* Given instruction
Count only the lines of the records that hold "this", then give the number without any other words.

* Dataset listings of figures
+===+

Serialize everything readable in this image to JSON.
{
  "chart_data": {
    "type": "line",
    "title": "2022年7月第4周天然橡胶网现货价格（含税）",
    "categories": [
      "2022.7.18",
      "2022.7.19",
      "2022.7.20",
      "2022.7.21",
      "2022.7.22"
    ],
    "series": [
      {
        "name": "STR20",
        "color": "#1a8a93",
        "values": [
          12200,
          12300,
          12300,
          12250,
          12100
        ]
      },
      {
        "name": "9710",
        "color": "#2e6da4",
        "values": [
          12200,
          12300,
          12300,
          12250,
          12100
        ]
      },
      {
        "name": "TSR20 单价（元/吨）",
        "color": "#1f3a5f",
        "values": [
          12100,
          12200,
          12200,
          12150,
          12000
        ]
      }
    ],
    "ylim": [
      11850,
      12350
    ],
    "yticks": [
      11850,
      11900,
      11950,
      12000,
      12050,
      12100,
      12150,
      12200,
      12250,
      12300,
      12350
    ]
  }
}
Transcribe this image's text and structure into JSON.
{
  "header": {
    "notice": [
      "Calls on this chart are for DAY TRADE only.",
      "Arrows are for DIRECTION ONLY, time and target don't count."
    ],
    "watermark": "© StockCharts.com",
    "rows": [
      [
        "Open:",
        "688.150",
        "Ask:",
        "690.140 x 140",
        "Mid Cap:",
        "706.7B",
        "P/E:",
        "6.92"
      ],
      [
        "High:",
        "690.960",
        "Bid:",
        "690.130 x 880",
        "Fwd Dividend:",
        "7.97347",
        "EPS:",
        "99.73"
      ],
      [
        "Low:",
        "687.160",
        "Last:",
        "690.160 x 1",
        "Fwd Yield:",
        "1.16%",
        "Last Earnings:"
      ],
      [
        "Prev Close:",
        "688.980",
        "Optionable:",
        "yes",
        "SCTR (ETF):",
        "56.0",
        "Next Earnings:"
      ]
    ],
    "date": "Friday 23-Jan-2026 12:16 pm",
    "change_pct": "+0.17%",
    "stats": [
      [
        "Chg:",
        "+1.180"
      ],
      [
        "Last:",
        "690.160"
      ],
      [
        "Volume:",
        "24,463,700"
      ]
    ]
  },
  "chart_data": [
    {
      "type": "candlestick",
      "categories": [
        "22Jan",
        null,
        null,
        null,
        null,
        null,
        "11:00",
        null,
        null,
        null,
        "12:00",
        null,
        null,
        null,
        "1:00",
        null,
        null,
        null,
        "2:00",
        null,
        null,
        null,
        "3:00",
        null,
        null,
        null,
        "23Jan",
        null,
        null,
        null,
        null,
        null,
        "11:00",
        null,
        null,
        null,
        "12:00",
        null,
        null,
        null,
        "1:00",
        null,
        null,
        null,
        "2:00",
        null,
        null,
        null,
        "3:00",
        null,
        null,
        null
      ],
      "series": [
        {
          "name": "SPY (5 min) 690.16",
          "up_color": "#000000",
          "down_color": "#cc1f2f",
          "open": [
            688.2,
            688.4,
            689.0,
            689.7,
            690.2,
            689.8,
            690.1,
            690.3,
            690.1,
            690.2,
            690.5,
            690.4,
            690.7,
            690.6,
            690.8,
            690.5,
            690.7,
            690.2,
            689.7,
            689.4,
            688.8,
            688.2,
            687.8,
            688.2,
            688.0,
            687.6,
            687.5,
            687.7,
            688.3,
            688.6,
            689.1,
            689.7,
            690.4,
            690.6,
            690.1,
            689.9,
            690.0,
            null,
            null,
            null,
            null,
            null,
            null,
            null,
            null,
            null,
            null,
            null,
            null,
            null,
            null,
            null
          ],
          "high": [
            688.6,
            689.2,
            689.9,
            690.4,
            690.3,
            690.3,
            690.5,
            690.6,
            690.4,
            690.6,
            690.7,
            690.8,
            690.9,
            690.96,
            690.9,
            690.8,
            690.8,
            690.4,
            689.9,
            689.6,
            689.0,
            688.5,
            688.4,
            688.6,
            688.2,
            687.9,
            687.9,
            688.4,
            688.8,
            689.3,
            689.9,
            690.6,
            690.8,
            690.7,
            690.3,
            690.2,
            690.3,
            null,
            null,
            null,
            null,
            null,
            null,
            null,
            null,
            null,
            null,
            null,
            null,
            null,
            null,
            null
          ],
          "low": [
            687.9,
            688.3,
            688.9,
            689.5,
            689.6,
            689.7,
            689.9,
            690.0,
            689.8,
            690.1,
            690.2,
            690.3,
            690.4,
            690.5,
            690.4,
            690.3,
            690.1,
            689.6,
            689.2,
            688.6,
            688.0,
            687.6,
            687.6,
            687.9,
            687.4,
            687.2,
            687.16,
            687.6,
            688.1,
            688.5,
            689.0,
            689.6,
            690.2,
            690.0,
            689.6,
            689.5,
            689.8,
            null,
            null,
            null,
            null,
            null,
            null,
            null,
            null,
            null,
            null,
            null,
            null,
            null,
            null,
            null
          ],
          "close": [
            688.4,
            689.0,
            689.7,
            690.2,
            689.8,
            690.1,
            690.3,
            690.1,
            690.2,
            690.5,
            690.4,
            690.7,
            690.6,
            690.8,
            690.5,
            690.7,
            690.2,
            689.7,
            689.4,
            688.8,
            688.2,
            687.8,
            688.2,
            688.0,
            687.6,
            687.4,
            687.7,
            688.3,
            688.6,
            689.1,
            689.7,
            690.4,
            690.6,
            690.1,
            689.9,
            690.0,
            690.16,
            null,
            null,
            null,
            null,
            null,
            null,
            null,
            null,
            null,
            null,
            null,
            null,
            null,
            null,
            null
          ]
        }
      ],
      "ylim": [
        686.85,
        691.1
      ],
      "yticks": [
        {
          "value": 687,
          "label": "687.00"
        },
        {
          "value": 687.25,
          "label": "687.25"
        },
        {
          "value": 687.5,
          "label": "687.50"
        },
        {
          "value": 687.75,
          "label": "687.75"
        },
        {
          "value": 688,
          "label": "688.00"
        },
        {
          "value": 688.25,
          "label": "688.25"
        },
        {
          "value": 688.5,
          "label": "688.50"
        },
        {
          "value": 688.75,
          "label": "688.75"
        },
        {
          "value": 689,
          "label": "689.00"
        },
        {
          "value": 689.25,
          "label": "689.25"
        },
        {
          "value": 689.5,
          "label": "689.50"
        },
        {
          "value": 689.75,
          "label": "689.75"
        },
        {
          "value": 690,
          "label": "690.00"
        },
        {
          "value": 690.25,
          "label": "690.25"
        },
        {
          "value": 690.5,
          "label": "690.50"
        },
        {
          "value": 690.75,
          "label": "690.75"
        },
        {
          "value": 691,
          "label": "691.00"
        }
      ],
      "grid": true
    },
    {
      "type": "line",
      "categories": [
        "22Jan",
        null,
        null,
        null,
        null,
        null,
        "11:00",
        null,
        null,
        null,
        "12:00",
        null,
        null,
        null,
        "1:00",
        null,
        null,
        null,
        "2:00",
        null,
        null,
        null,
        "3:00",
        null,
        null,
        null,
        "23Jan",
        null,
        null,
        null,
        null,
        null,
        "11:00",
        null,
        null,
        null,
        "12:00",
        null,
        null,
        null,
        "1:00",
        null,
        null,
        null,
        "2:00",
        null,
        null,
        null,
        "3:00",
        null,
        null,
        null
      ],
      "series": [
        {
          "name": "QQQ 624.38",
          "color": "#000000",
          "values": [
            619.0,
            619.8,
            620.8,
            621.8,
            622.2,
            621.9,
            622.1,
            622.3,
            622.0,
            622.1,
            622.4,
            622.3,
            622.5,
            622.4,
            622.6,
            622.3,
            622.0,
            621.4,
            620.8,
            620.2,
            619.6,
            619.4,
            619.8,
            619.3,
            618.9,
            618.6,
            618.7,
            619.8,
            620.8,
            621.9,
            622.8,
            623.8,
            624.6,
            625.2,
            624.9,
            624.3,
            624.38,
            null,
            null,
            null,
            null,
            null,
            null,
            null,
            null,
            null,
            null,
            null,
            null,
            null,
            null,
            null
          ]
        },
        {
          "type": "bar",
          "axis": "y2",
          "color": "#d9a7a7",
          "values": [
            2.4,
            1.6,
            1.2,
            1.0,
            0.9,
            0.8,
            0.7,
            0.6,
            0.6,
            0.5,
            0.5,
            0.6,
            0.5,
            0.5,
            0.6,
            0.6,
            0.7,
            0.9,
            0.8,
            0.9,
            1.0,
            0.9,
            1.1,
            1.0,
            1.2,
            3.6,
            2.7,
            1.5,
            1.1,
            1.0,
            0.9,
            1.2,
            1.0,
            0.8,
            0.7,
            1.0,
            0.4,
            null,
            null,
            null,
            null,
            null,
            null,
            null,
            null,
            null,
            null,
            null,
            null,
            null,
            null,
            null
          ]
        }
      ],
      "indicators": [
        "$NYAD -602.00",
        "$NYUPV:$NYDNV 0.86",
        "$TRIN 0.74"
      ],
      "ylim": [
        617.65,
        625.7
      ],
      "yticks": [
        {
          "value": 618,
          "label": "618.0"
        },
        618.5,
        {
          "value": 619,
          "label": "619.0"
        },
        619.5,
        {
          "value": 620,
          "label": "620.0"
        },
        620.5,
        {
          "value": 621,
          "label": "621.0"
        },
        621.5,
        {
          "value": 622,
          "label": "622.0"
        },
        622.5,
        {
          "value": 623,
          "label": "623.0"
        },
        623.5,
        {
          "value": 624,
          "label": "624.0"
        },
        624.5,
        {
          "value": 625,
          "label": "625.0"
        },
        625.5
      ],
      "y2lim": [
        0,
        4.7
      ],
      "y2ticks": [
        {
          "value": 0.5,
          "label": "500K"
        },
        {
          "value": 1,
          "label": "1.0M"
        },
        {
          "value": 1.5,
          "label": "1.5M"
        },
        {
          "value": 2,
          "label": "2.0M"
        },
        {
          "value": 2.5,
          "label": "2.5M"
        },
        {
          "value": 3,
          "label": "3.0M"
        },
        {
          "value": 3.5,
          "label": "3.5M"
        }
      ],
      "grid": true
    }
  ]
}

+===+

* Answer
3